:: SUPPLIED MATERIAL ::

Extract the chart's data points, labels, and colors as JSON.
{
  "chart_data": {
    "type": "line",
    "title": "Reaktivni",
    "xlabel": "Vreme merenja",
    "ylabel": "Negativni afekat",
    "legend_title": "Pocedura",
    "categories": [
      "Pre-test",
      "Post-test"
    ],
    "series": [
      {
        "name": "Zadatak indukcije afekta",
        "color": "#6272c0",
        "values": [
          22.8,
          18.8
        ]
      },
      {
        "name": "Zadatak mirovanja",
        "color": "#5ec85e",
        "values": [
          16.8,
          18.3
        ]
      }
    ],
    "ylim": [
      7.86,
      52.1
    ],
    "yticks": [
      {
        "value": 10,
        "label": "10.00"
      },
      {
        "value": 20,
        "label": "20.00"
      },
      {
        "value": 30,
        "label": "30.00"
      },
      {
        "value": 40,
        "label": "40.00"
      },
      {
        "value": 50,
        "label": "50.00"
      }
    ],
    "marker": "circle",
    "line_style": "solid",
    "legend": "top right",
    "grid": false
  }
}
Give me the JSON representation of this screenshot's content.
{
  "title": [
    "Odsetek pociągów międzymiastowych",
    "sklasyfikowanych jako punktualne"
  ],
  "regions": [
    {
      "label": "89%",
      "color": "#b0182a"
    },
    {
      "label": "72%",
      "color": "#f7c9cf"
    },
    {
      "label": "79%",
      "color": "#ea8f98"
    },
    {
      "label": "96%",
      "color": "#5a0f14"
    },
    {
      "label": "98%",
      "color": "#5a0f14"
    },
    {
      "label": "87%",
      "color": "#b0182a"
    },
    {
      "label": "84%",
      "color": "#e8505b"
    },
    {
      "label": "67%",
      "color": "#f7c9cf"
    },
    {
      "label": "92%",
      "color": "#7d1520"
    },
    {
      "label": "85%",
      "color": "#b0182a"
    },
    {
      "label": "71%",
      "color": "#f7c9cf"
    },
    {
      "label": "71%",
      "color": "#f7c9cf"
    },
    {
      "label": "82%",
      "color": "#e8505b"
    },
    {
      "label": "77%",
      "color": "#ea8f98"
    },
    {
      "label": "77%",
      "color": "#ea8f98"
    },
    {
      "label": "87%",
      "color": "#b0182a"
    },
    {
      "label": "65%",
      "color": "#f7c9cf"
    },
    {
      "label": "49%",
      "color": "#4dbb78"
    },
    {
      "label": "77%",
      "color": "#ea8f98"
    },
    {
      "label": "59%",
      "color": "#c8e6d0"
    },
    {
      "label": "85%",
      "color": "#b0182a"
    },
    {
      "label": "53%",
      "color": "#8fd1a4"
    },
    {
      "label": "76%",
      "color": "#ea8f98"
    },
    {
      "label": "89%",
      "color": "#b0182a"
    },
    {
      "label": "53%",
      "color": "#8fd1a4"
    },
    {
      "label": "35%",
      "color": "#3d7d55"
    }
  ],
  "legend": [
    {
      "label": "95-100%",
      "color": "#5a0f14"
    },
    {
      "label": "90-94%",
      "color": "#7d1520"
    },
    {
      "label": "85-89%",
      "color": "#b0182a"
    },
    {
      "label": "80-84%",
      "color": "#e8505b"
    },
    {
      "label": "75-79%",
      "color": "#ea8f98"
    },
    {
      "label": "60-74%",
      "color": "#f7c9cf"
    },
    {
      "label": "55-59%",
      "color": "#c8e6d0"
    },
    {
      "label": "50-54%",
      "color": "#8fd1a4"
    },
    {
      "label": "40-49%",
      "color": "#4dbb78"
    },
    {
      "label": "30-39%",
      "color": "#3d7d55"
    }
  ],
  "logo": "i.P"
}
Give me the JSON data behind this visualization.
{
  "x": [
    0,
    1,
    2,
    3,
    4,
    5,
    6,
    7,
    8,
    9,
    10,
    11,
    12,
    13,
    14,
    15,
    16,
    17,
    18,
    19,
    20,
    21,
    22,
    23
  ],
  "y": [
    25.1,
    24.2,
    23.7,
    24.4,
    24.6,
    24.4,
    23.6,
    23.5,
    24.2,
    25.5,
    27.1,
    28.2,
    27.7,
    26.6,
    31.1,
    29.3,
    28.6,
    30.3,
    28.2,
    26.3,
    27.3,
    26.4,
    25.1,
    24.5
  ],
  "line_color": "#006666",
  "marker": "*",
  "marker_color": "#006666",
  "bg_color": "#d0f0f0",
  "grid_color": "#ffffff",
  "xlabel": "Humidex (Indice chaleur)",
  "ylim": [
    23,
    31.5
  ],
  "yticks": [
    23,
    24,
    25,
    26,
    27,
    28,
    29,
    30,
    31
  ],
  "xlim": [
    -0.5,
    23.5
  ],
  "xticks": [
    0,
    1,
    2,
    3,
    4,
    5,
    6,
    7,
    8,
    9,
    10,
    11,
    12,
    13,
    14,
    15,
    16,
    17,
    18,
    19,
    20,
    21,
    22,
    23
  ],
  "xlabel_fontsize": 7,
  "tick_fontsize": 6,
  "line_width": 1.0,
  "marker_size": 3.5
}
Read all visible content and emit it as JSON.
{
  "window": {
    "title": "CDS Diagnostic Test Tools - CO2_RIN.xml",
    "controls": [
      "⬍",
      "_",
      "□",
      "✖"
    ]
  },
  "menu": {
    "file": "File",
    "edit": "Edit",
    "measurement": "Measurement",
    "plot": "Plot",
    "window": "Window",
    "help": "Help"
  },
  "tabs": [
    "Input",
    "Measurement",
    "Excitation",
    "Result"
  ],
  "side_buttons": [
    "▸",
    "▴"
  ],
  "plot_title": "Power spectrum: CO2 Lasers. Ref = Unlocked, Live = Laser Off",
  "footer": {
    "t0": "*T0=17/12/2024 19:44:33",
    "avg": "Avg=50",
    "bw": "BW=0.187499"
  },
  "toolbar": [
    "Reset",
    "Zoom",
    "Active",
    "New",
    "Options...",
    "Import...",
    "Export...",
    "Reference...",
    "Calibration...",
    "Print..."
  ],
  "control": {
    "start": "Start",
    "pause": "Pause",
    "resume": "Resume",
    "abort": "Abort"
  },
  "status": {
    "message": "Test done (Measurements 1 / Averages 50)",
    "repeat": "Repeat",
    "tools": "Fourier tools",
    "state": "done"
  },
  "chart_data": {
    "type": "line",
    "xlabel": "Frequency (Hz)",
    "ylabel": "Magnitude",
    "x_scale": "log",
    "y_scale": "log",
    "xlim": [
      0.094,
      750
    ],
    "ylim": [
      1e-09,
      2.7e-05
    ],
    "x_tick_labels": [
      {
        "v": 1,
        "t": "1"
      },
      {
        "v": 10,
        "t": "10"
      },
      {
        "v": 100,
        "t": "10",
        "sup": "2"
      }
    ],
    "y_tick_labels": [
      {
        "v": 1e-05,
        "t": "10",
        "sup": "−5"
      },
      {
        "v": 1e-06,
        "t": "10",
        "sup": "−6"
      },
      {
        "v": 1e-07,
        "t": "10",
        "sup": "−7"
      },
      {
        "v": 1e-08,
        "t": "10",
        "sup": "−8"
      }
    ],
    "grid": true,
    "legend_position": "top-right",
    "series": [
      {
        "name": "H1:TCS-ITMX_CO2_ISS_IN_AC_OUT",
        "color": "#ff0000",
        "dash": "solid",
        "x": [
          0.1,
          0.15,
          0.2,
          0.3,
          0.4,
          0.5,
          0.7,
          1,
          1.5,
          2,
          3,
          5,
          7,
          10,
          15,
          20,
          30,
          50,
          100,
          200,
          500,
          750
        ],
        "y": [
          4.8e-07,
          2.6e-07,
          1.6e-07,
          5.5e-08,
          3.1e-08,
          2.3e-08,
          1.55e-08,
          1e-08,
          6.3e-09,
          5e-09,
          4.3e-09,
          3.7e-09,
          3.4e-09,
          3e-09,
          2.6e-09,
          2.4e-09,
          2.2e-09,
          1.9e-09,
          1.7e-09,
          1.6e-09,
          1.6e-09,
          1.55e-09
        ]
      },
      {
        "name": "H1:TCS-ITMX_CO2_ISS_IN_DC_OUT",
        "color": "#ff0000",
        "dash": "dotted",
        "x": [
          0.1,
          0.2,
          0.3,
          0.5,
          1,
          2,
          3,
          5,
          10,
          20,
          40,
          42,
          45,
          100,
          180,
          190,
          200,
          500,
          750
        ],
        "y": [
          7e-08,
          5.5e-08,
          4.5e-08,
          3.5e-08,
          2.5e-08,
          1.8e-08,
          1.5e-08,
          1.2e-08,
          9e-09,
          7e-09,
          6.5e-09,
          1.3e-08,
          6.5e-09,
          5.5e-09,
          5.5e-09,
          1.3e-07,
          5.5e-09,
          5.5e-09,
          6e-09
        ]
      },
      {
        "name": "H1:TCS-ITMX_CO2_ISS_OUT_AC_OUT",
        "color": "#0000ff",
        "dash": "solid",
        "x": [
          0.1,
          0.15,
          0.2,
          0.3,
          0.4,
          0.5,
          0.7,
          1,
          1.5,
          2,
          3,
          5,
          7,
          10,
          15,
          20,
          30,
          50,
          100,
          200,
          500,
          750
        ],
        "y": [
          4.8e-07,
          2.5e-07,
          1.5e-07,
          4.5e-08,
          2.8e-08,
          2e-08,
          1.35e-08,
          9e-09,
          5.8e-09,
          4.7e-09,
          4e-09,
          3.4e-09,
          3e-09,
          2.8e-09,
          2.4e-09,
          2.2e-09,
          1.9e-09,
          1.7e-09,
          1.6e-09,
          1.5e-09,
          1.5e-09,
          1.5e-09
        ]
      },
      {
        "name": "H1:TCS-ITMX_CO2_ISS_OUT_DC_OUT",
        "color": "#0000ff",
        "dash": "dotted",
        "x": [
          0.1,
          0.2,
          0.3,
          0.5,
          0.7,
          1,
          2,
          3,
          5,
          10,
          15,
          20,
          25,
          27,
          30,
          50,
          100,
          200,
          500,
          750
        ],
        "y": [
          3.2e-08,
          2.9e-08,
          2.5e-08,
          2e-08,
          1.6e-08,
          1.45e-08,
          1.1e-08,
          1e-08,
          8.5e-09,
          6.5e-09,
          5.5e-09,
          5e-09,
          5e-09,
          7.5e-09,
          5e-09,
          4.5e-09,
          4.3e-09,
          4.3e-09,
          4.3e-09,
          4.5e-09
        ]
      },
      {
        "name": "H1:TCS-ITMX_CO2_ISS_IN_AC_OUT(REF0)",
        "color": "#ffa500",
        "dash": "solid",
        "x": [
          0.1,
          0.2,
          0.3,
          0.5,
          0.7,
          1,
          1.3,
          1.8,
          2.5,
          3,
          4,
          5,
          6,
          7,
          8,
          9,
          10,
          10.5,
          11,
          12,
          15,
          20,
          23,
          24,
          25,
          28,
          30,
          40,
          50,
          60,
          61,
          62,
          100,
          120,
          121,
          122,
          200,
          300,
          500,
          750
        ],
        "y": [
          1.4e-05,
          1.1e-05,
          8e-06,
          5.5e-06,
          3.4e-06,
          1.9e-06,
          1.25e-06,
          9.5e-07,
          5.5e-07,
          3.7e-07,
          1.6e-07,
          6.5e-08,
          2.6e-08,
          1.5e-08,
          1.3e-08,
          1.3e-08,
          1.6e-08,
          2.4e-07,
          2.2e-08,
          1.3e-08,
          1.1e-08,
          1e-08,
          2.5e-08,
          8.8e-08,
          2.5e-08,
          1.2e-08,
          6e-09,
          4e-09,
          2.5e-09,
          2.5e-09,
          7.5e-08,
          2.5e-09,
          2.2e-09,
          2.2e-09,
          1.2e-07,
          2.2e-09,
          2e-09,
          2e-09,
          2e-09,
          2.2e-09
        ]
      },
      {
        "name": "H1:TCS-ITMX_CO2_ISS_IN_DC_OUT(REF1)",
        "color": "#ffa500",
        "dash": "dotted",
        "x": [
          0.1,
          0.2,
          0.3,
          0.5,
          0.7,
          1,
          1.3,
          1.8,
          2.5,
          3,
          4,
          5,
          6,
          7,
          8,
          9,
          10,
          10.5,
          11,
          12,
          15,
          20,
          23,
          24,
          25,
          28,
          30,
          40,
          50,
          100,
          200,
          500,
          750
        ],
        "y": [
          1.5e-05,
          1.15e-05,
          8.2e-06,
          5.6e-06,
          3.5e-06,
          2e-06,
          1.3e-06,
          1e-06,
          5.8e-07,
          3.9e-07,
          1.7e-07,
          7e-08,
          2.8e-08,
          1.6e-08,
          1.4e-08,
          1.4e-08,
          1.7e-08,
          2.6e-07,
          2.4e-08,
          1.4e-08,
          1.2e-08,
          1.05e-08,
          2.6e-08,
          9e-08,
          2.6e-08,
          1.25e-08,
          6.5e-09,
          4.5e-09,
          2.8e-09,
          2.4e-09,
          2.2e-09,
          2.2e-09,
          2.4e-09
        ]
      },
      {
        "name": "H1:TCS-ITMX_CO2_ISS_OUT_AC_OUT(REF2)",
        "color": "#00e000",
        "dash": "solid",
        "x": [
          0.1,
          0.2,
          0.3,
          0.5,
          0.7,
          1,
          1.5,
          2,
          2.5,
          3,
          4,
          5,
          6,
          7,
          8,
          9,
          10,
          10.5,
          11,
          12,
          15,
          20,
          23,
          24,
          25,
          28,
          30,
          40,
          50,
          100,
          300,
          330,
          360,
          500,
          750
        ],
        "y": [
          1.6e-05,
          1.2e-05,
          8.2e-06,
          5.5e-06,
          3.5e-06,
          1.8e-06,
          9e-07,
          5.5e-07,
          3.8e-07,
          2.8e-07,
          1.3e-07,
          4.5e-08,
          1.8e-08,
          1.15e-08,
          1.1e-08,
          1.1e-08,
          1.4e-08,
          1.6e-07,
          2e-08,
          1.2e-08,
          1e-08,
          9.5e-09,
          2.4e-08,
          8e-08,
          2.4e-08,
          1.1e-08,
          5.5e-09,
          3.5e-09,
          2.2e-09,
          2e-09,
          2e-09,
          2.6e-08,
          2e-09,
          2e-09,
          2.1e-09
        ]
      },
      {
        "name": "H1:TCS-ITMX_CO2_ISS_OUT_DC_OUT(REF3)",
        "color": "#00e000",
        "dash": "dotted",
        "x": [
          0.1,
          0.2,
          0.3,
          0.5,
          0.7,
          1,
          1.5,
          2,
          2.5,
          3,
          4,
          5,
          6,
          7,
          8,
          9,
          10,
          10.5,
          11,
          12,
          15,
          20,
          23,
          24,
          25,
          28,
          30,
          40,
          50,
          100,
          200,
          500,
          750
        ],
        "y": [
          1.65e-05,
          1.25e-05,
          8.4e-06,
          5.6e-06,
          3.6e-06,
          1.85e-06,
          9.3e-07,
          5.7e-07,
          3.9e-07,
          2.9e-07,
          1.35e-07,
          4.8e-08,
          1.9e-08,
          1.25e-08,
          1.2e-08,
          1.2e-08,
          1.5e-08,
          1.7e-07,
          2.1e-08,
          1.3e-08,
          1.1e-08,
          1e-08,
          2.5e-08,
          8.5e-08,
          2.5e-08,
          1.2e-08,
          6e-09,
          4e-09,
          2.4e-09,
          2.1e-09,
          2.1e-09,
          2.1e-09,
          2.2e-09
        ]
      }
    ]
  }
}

:::

**AIM**
Find every line with the word "this" and state how many there are, with no other words.

**RESPONSE TO THE TASK**
2